* **Short problem**
Reproduce the data below in full and exclude every picture.

* **Supplied records**
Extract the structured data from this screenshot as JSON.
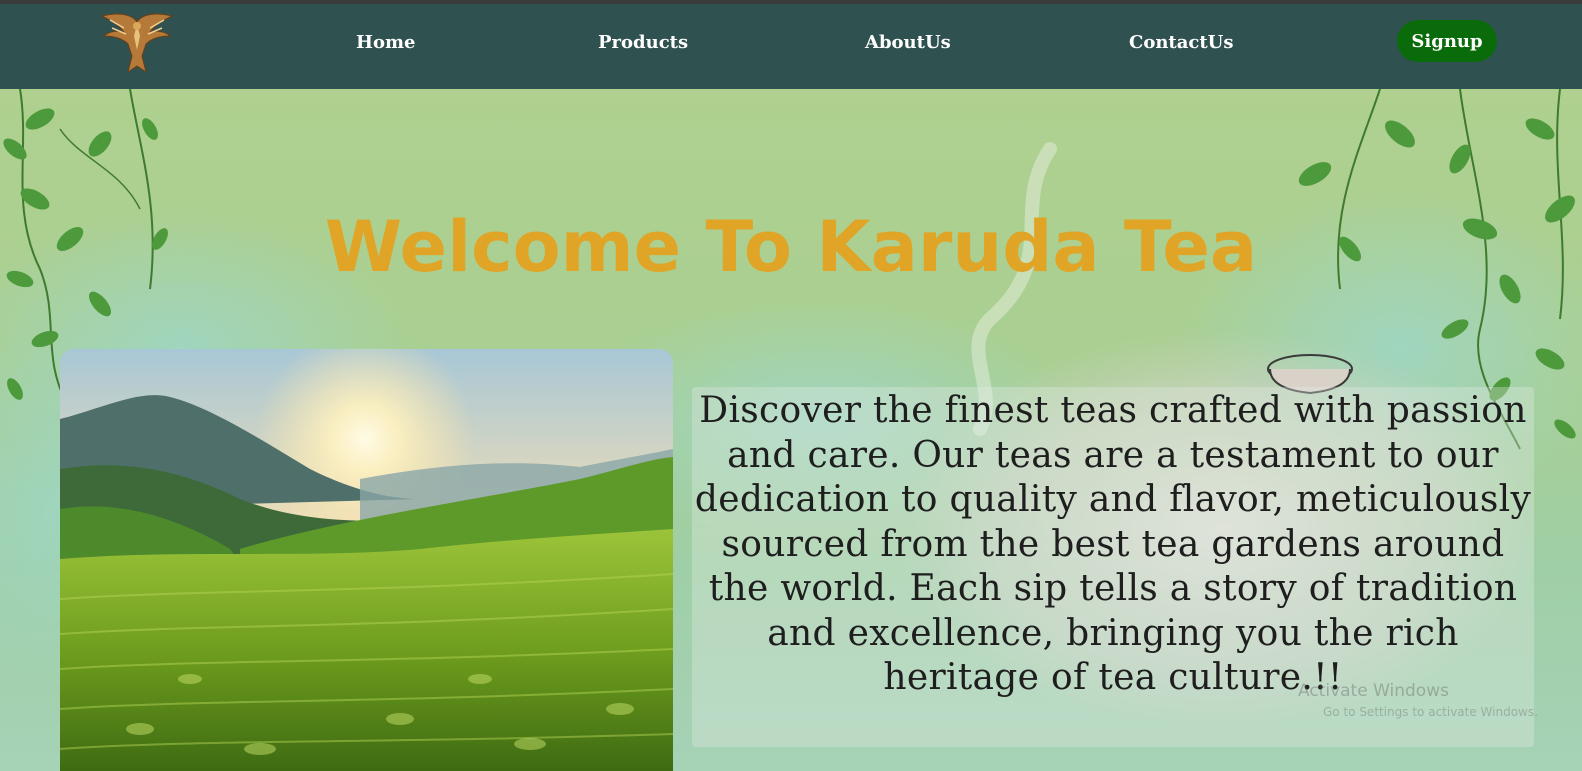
{
  "nav": {
    "logo_icon": "eagle-logo-icon",
    "items": [
      {
        "label": "Home"
      },
      {
        "label": "Products"
      },
      {
        "label": "AboutUs"
      },
      {
        "label": "ContactUs"
      }
    ],
    "signup_label": "Signup"
  },
  "hero": {
    "title": "Welcome To Karuda Tea",
    "description": "Discover the finest teas crafted with passion and care. Our teas are a testament to our dedication to quality and flavor, meticulously sourced from the best tea gardens around the world. Each sip tells a story of tradition and excellence, bringing you the rich heritage of tea culture.!!"
  },
  "watermark": {
    "line1": "Activate Windows",
    "line2": "Go to Settings to activate Windows."
  },
  "colors": {
    "navbar": "#2f5150",
    "signup": "#0a6b0a",
    "title": "#e0a526",
    "background": "#aecf8e"
  }
}
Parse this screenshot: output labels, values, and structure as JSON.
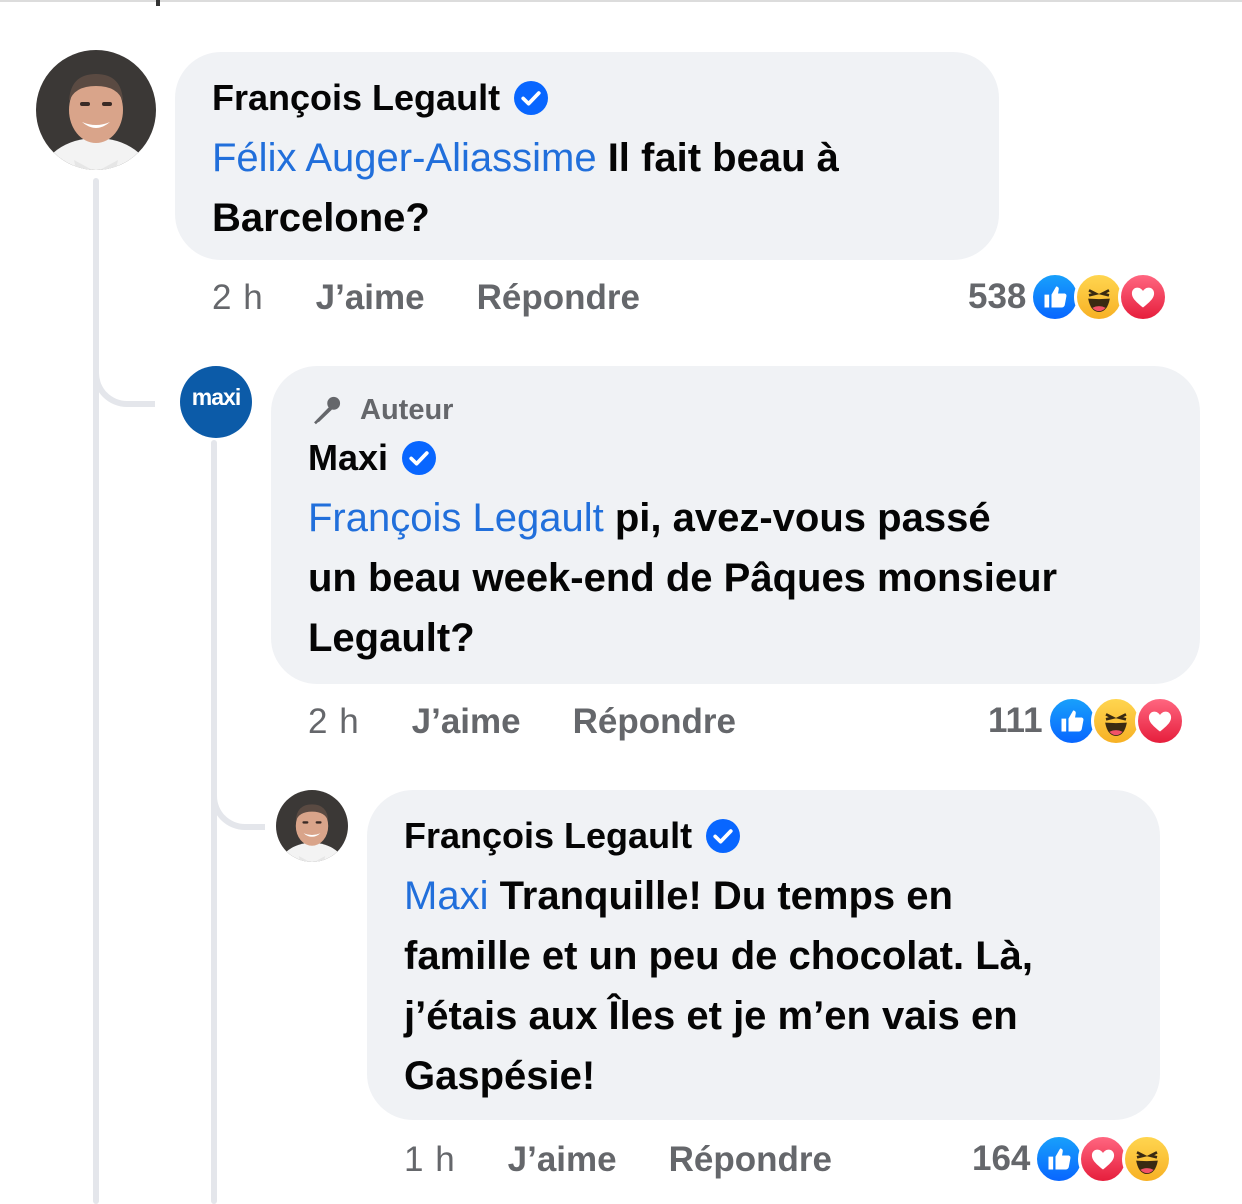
{
  "comments": [
    {
      "author": "François Legault",
      "mention": "Félix Auger-Aliassime",
      "text_line1": " Il fait beau à",
      "text_line2": "Barcelone?",
      "time": "2 h",
      "like_label": "J’aime",
      "reply_label": "Répondre",
      "reaction_count": "538",
      "reactions": [
        "like-icon",
        "haha-icon",
        "love-icon"
      ]
    },
    {
      "badge": "Auteur",
      "author": "Maxi",
      "avatar_text": "maxi",
      "mention": "François Legault",
      "text_line1": " pi, avez-vous passé",
      "text_line2": "un beau week-end de Pâques monsieur",
      "text_line3": "Legault?",
      "time": "2 h",
      "like_label": "J’aime",
      "reply_label": "Répondre",
      "reaction_count": "111",
      "reactions": [
        "like-icon",
        "haha-icon",
        "love-icon"
      ]
    },
    {
      "author": "François Legault",
      "mention": "Maxi",
      "text_line1": " Tranquille! Du temps en",
      "text_line2": "famille et un peu de chocolat. Là,",
      "text_line3": "j’étais aux Îles et je m’en vais en",
      "text_line4": "Gaspésie!",
      "time": "1 h",
      "like_label": "J’aime",
      "reply_label": "Répondre",
      "reaction_count": "164",
      "reactions": [
        "like-icon",
        "love-icon",
        "haha-icon"
      ]
    }
  ],
  "colors": {
    "bubble": "#f0f2f5",
    "mention": "#216fdb",
    "meta": "#65676b",
    "verified": "#0866ff",
    "maxi_blue": "#0c5ba8"
  }
}
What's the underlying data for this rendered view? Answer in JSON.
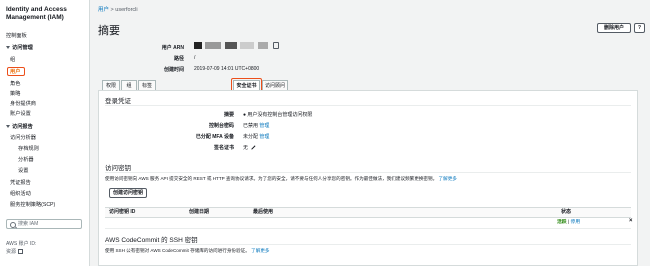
{
  "sidebar": {
    "brand": "Identity and Access Management (IAM)",
    "dashboard": "控制面板",
    "access_management": "访问管理",
    "groups": "组",
    "users": "用户",
    "roles": "角色",
    "policies": "策略",
    "identity_providers": "身份提供商",
    "account_settings": "账户设置",
    "access_reports": "访问报告",
    "access_analyzer": "访问分析器",
    "archive_rules": "存档规则",
    "analyzers": "分析器",
    "settings": "设置",
    "credential_report": "凭证报告",
    "org_activity": "组织活动",
    "scp": "服务控制策略(SCP)",
    "search_placeholder": "搜索 IAM",
    "account_id_label": "AWS 账户 ID:",
    "footer_link": "资源"
  },
  "breadcrumb": {
    "parent": "用户",
    "separator": ">",
    "current": "userforcli"
  },
  "page_title": "摘要",
  "buttons": {
    "delete_user": "删除用户",
    "help": "?",
    "create_access_key": "创建访问密钥"
  },
  "summary": {
    "arn_label": "用户 ARN",
    "path_label": "路径",
    "path_value": "/",
    "created_label": "创建时间",
    "created_value": "2019-07-09 14:01 UTC+0800"
  },
  "tabs": [
    "权限",
    "组",
    "标签",
    "安全证书",
    "访问顾问"
  ],
  "selected_tab": 3,
  "login_credentials": {
    "heading": "登录凭证",
    "summary_label": "摘要",
    "summary_value": "● 用户没有控制台管理访问权限",
    "console_password_label": "控制台密码",
    "console_password_value": "已禁用",
    "console_password_link": "管理",
    "mfa_label": "已分配 MFA 设备",
    "mfa_value": "未分配",
    "mfa_link": "管理",
    "signing_cert_label": "签名证书",
    "signing_cert_value": "无"
  },
  "access_keys": {
    "heading": "访问密钥",
    "description": "使用访问密钥向 AWS 服务 API 提交安全的 REST 或 HTTP 查询协议请求。为了您的安全，请不要与任何人分享您的密钥。作为最佳做法，我们建议频繁更换密钥。",
    "learn_more": "了解更多",
    "columns": [
      "访问密钥 ID",
      "创建日期",
      "最后使用",
      "状态"
    ],
    "row_status": "活跃",
    "row_separator": "|",
    "row_action": "停用",
    "row_delete": "×"
  },
  "ssh_keys": {
    "heading": "AWS CodeCommit 的 SSH 密钥",
    "description": "使用 SSH 公有密钥对 AWS CodeCommit 存储库的访问进行身份验证。",
    "learn_more": "了解更多"
  },
  "colors": {
    "accent_orange": "#ec7211",
    "highlight_red": "#ec4f1a",
    "link_blue": "#0073bb",
    "status_green": "#1d8102"
  }
}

* **Answer for this exercise**
Extract the structured data from this screenshot as JSON.
{
  "nav": {
    "logo_icon": "eagle-logo-icon",
    "items": [
      {
        "label": "Home"
      },
      {
        "label": "Products"
      },
      {
        "label": "AboutUs"
      },
      {
        "label": "ContactUs"
      }
    ],
    "signup_label": "Signup"
  },
  "hero": {
    "title": "Welcome To Karuda Tea",
    "description": "Discover the finest teas crafted with passion and care. Our teas are a testament to our dedication to quality and flavor, meticulously sourced from the best tea gardens around the world. Each sip tells a story of tradition and excellence, bringing you the rich heritage of tea culture.!!"
  },
  "watermark": {
    "line1": "Activate Windows",
    "line2": "Go to Settings to activate Windows."
  },
  "colors": {
    "navbar": "#2f5150",
    "signup": "#0a6b0a",
    "title": "#e0a526",
    "background": "#aecf8e"
  }
}
Parse this screenshot: output labels, values, and structure as JSON.
{
  "comments": [
    {
      "author": "François Legault",
      "mention": "Félix Auger-Aliassime",
      "text_line1": " Il fait beau à",
      "text_line2": "Barcelone?",
      "time": "2 h",
      "like_label": "J’aime",
      "reply_label": "Répondre",
      "reaction_count": "538",
      "reactions": [
        "like-icon",
        "haha-icon",
        "love-icon"
      ]
    },
    {
      "badge": "Auteur",
      "author": "Maxi",
      "avatar_text": "maxi",
      "mention": "François Legault",
      "text_line1": " pi, avez-vous passé",
      "text_line2": "un beau week-end de Pâques monsieur",
      "text_line3": "Legault?",
      "time": "2 h",
      "like_label": "J’aime",
      "reply_label": "Répondre",
      "reaction_count": "111",
      "reactions": [
        "like-icon",
        "haha-icon",
        "love-icon"
      ]
    },
    {
      "author": "François Legault",
      "mention": "Maxi",
      "text_line1": " Tranquille! Du temps en",
      "text_line2": "famille et un peu de chocolat. Là,",
      "text_line3": "j’étais aux Îles et je m’en vais en",
      "text_line4": "Gaspésie!",
      "time": "1 h",
      "like_label": "J’aime",
      "reply_label": "Répondre",
      "reaction_count": "164",
      "reactions": [
        "like-icon",
        "love-icon",
        "haha-icon"
      ]
    }
  ],
  "colors": {
    "bubble": "#f0f2f5",
    "mention": "#216fdb",
    "meta": "#65676b",
    "verified": "#0866ff",
    "maxi_blue": "#0c5ba8"
  }
}
What's the underlying data for this rendered view? Answer in JSON.
{
  "sidebar": {
    "brand": "Identity and Access Management (IAM)",
    "dashboard": "控制面板",
    "access_management": "访问管理",
    "groups": "组",
    "users": "用户",
    "roles": "角色",
    "policies": "策略",
    "identity_providers": "身份提供商",
    "account_settings": "账户设置",
    "access_reports": "访问报告",
    "access_analyzer": "访问分析器",
    "archive_rules": "存档规则",
    "analyzers": "分析器",
    "settings": "设置",
    "credential_report": "凭证报告",
    "org_activity": "组织活动",
    "scp": "服务控制策略(SCP)",
    "search_placeholder": "搜索 IAM",
    "account_id_label": "AWS 账户 ID:",
    "footer_link": "资源"
  },
  "breadcrumb": {
    "parent": "用户",
    "separator": ">",
    "current": "userforcli"
  },
  "page_title": "摘要",
  "buttons": {
    "delete_user": "删除用户",
    "help": "?",
    "create_access_key": "创建访问密钥"
  },
  "summary": {
    "arn_label": "用户 ARN",
    "path_label": "路径",
    "path_value": "/",
    "created_label": "创建时间",
    "created_value": "2019-07-09 14:01 UTC+0800"
  },
  "tabs": [
    "权限",
    "组",
    "标签",
    "安全证书",
    "访问顾问"
  ],
  "selected_tab": 3,
  "login_credentials": {
    "heading": "登录凭证",
    "summary_label": "摘要",
    "summary_value": "● 用户没有控制台管理访问权限",
    "console_password_label": "控制台密码",
    "console_password_value": "已禁用",
    "console_password_link": "管理",
    "mfa_label": "已分配 MFA 设备",
    "mfa_value": "未分配",
    "mfa_link": "管理",
    "signing_cert_label": "签名证书",
    "signing_cert_value": "无"
  },
  "access_keys": {
    "heading": "访问密钥",
    "description": "使用访问密钥向 AWS 服务 API 提交安全的 REST 或 HTTP 查询协议请求。为了您的安全，请不要与任何人分享您的密钥。作为最佳做法，我们建议频繁更换密钥。",
    "learn_more": "了解更多",
    "columns": [
      "访问密钥 ID",
      "创建日期",
      "最后使用",
      "状态"
    ],
    "row_status": "活跃",
    "row_separator": "|",
    "row_action": "停用",
    "row_delete": "×"
  },
  "ssh_keys": {
    "heading": "AWS CodeCommit 的 SSH 密钥",
    "description": "使用 SSH 公有密钥对 AWS CodeCommit 存储库的访问进行身份验证。",
    "learn_more": "了解更多"
  },
  "colors": {
    "accent_orange": "#ec7211",
    "highlight_red": "#ec4f1a",
    "link_blue": "#0073bb",
    "status_green": "#1d8102"
  }
}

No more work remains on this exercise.